%%

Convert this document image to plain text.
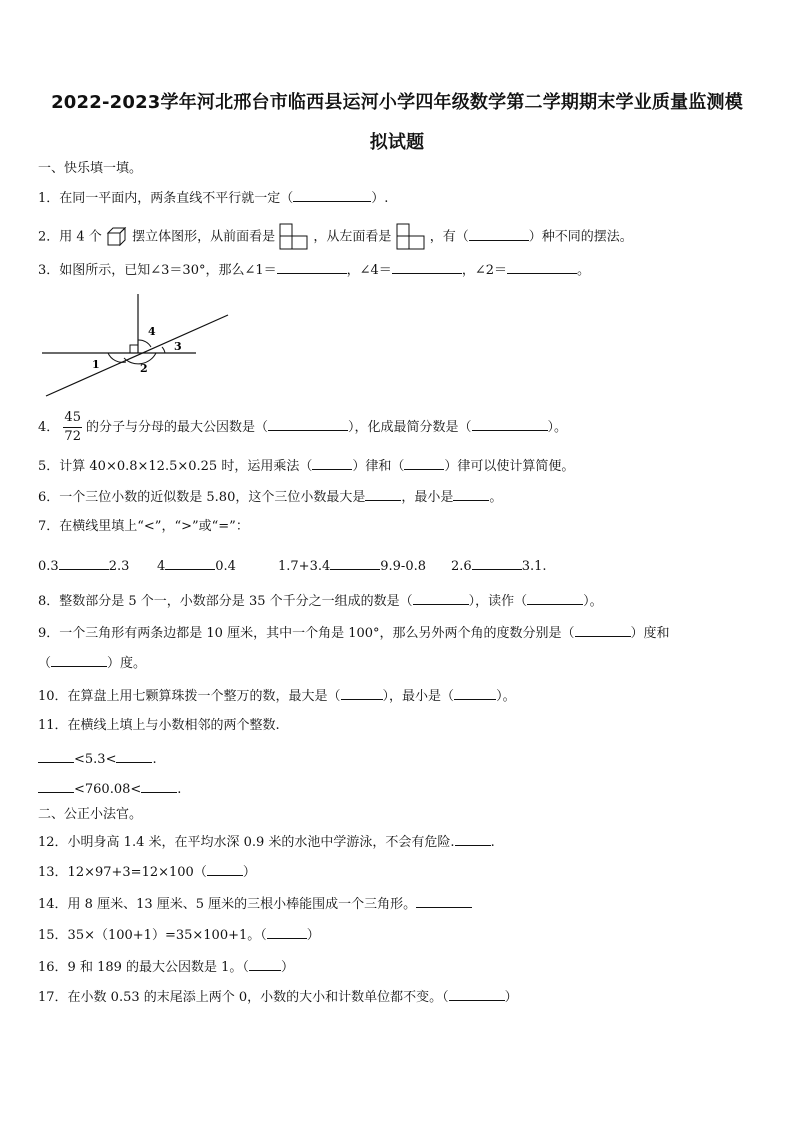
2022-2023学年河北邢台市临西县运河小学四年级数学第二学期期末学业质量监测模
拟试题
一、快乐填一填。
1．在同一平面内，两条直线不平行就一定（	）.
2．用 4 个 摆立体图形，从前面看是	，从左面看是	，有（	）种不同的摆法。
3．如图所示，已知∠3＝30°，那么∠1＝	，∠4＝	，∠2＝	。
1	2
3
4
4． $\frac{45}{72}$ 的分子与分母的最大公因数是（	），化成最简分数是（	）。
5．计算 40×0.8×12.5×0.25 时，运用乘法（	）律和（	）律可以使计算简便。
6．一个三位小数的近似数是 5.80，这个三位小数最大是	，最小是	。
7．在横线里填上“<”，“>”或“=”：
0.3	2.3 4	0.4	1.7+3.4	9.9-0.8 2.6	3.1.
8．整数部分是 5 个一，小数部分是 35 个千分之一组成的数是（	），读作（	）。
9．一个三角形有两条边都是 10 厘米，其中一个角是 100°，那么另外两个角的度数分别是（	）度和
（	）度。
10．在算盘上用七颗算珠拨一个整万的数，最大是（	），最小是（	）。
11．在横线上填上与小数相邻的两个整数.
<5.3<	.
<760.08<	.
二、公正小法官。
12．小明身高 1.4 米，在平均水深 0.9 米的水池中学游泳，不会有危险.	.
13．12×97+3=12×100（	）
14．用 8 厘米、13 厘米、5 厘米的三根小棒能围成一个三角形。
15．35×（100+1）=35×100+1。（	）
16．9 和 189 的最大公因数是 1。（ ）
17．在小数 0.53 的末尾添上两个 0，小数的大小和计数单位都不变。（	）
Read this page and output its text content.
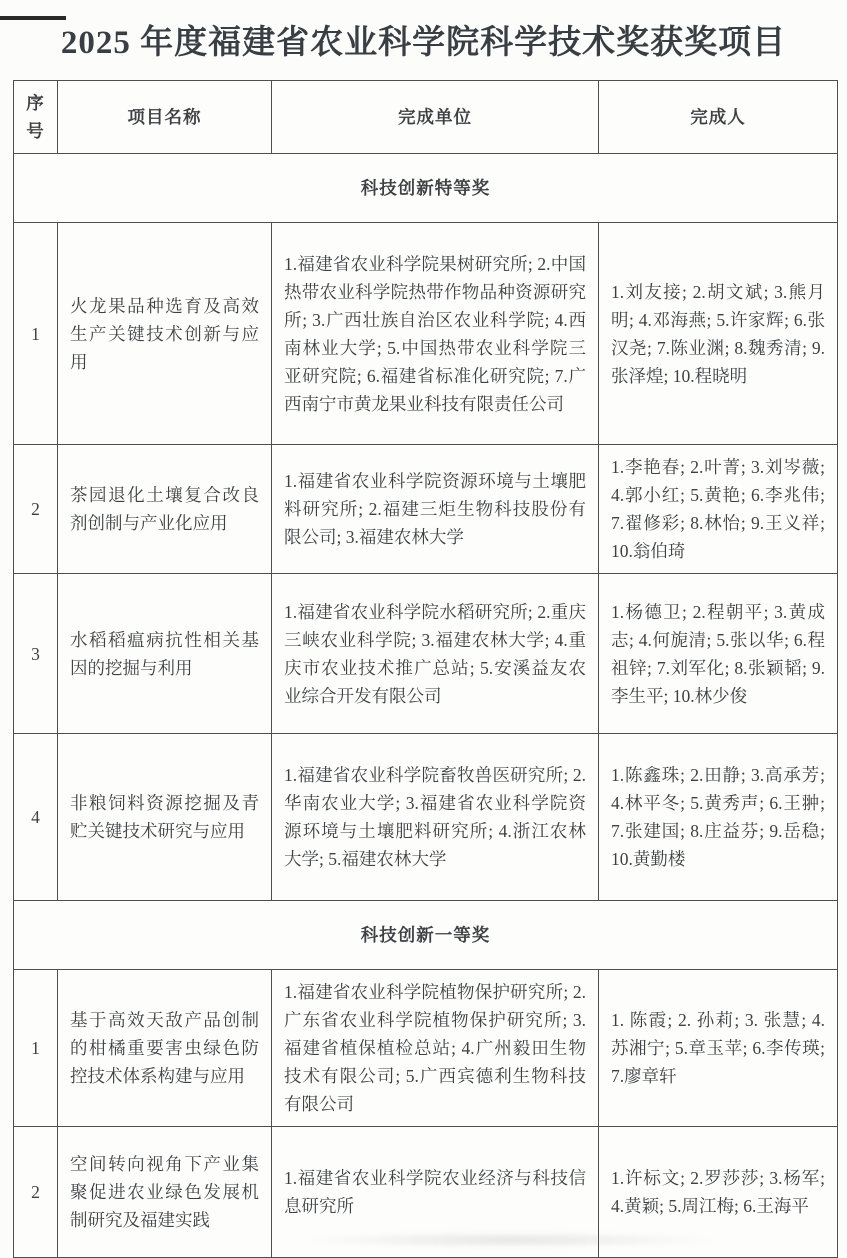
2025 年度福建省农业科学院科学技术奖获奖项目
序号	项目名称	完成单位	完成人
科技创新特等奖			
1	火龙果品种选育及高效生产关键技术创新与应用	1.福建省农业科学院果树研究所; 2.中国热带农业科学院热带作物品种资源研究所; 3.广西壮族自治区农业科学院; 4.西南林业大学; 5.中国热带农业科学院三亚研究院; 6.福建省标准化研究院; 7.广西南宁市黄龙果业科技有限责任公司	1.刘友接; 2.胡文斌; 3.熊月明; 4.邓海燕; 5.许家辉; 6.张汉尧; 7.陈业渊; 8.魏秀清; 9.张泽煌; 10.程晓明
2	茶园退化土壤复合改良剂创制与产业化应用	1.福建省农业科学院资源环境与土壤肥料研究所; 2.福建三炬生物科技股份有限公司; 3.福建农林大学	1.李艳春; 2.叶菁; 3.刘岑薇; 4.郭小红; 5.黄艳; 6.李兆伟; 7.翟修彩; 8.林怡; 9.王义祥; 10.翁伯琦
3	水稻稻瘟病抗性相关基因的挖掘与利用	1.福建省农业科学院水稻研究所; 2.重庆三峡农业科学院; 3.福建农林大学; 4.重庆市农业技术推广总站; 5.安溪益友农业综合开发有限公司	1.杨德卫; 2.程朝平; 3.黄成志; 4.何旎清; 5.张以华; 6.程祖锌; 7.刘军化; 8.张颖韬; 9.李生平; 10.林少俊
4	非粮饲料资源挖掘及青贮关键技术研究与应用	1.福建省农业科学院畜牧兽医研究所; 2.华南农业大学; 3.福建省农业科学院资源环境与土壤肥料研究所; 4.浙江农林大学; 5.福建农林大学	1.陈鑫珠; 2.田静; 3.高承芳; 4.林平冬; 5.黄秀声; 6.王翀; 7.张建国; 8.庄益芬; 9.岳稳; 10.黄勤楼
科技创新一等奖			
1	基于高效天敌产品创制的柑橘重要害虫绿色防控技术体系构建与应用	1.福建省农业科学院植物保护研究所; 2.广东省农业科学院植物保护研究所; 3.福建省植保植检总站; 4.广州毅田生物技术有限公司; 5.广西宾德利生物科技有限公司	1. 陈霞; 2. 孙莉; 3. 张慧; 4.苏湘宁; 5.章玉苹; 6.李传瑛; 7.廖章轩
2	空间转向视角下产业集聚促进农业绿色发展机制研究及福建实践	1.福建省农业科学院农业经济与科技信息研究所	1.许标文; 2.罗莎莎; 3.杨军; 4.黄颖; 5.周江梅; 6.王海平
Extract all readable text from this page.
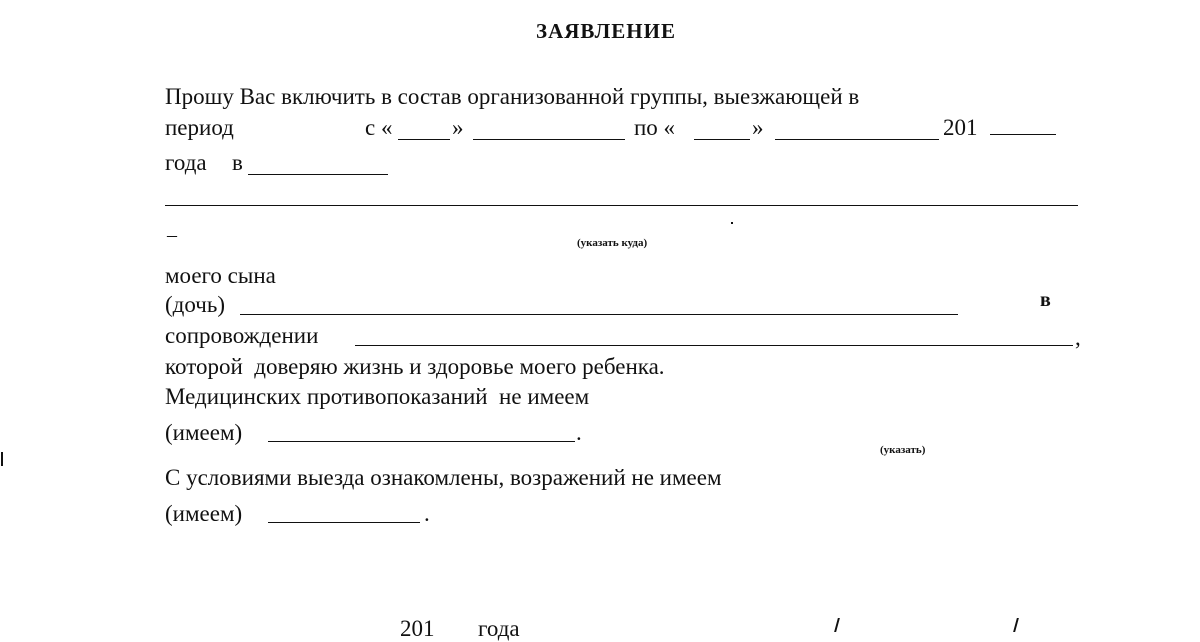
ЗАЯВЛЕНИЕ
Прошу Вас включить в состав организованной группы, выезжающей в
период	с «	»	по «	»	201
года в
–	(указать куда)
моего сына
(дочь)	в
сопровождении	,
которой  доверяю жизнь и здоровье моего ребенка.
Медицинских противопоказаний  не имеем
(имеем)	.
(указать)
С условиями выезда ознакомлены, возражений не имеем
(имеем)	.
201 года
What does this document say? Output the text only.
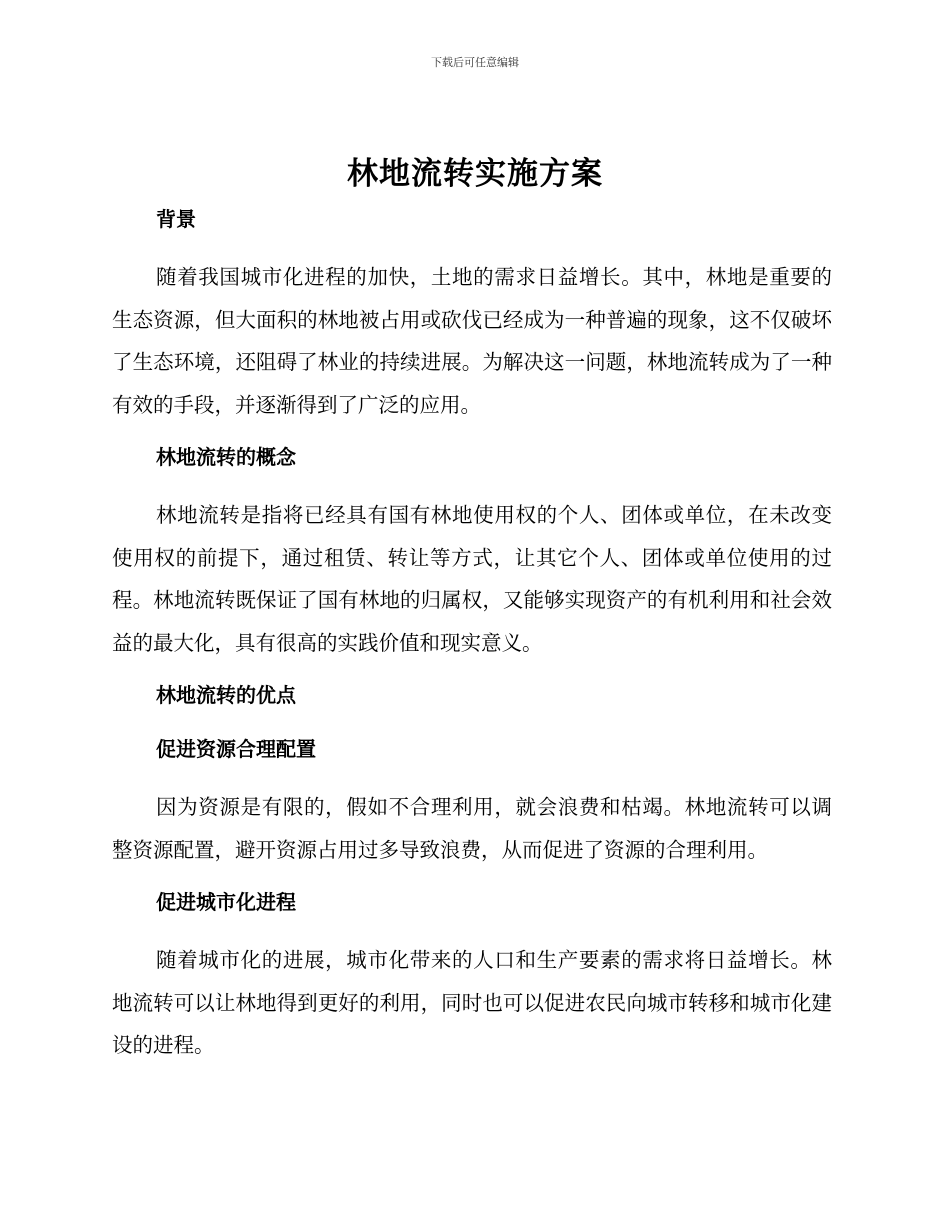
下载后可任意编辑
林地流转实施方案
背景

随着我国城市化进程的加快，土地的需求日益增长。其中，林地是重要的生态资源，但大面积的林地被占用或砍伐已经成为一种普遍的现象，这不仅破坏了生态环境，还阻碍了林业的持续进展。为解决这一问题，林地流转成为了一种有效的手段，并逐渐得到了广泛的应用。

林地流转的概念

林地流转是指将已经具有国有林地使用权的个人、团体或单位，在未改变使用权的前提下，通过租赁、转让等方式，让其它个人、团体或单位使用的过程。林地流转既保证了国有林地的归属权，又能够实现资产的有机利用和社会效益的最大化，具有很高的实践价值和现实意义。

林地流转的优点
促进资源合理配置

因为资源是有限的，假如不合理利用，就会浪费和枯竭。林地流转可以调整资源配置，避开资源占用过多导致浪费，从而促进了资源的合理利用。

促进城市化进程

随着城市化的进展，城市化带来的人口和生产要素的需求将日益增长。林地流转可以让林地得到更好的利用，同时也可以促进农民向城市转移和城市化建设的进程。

%%

◆ Aim:
Please output exactly the lines from the line containing "Read this page and output its text content." through the last line of the records above, both included, and leave out any pictures.

◆ Written reply:
Read this page and output its text content.
2025 年度福建省农业科学院科学技术奖获奖项目
序号	项目名称	完成单位	完成人
科技创新特等奖			
1	火龙果品种选育及高效生产关键技术创新与应用	1.福建省农业科学院果树研究所; 2.中国热带农业科学院热带作物品种资源研究所; 3.广西壮族自治区农业科学院; 4.西南林业大学; 5.中国热带农业科学院三亚研究院; 6.福建省标准化研究院; 7.广西南宁市黄龙果业科技有限责任公司	1.刘友接; 2.胡文斌; 3.熊月明; 4.邓海燕; 5.许家辉; 6.张汉尧; 7.陈业渊; 8.魏秀清; 9.张泽煌; 10.程晓明
2	茶园退化土壤复合改良剂创制与产业化应用	1.福建省农业科学院资源环境与土壤肥料研究所; 2.福建三炬生物科技股份有限公司; 3.福建农林大学	1.李艳春; 2.叶菁; 3.刘岑薇; 4.郭小红; 5.黄艳; 6.李兆伟; 7.翟修彩; 8.林怡; 9.王义祥; 10.翁伯琦
3	水稻稻瘟病抗性相关基因的挖掘与利用	1.福建省农业科学院水稻研究所; 2.重庆三峡农业科学院; 3.福建农林大学; 4.重庆市农业技术推广总站; 5.安溪益友农业综合开发有限公司	1.杨德卫; 2.程朝平; 3.黄成志; 4.何旎清; 5.张以华; 6.程祖锌; 7.刘军化; 8.张颖韬; 9.李生平; 10.林少俊
4	非粮饲料资源挖掘及青贮关键技术研究与应用	1.福建省农业科学院畜牧兽医研究所; 2.华南农业大学; 3.福建省农业科学院资源环境与土壤肥料研究所; 4.浙江农林大学; 5.福建农林大学	1.陈鑫珠; 2.田静; 3.高承芳; 4.林平冬; 5.黄秀声; 6.王翀; 7.张建国; 8.庄益芬; 9.岳稳; 10.黄勤楼
科技创新一等奖			
1	基于高效天敌产品创制的柑橘重要害虫绿色防控技术体系构建与应用	1.福建省农业科学院植物保护研究所; 2.广东省农业科学院植物保护研究所; 3.福建省植保植检总站; 4.广州毅田生物技术有限公司; 5.广西宾德利生物科技有限公司	1. 陈霞; 2. 孙莉; 3. 张慧; 4.苏湘宁; 5.章玉苹; 6.李传瑛; 7.廖章轩
2	空间转向视角下产业集聚促进农业绿色发展机制研究及福建实践	1.福建省农业科学院农业经济与科技信息研究所	1.许标文; 2.罗莎莎; 3.杨军; 4.黄颖; 5.周江梅; 6.王海平
Extract all readable text from this page.
ЗАЯВЛЕНИЕ
Прошу Вас включить в состав организованной группы, выезжающей в
период	с «	»	по «	»	201
года в
–	(указать куда)
моего сына
(дочь)	в
сопровождении	,
которой  доверяю жизнь и здоровье моего ребенка.
Медицинских противопоказаний  не имеем
(имеем)	.
(указать)
С условиями выезда ознакомлены, возражений не имеем
(имеем)	.
201 года
What does this document say? Output the text only.
下载后可任意编辑
林地流转实施方案
背景

随着我国城市化进程的加快，土地的需求日益增长。其中，林地是重要的生态资源，但大面积的林地被占用或砍伐已经成为一种普遍的现象，这不仅破坏了生态环境，还阻碍了林业的持续进展。为解决这一问题，林地流转成为了一种有效的手段，并逐渐得到了广泛的应用。

林地流转的概念

林地流转是指将已经具有国有林地使用权的个人、团体或单位，在未改变使用权的前提下，通过租赁、转让等方式，让其它个人、团体或单位使用的过程。林地流转既保证了国有林地的归属权，又能够实现资产的有机利用和社会效益的最大化，具有很高的实践价值和现实意义。

林地流转的优点
促进资源合理配置

因为资源是有限的，假如不合理利用，就会浪费和枯竭。林地流转可以调整资源配置，避开资源占用过多导致浪费，从而促进了资源的合理利用。

促进城市化进程

随着城市化的进展，城市化带来的人口和生产要素的需求将日益增长。林地流转可以让林地得到更好的利用，同时也可以促进农民向城市转移和城市化建设的进程。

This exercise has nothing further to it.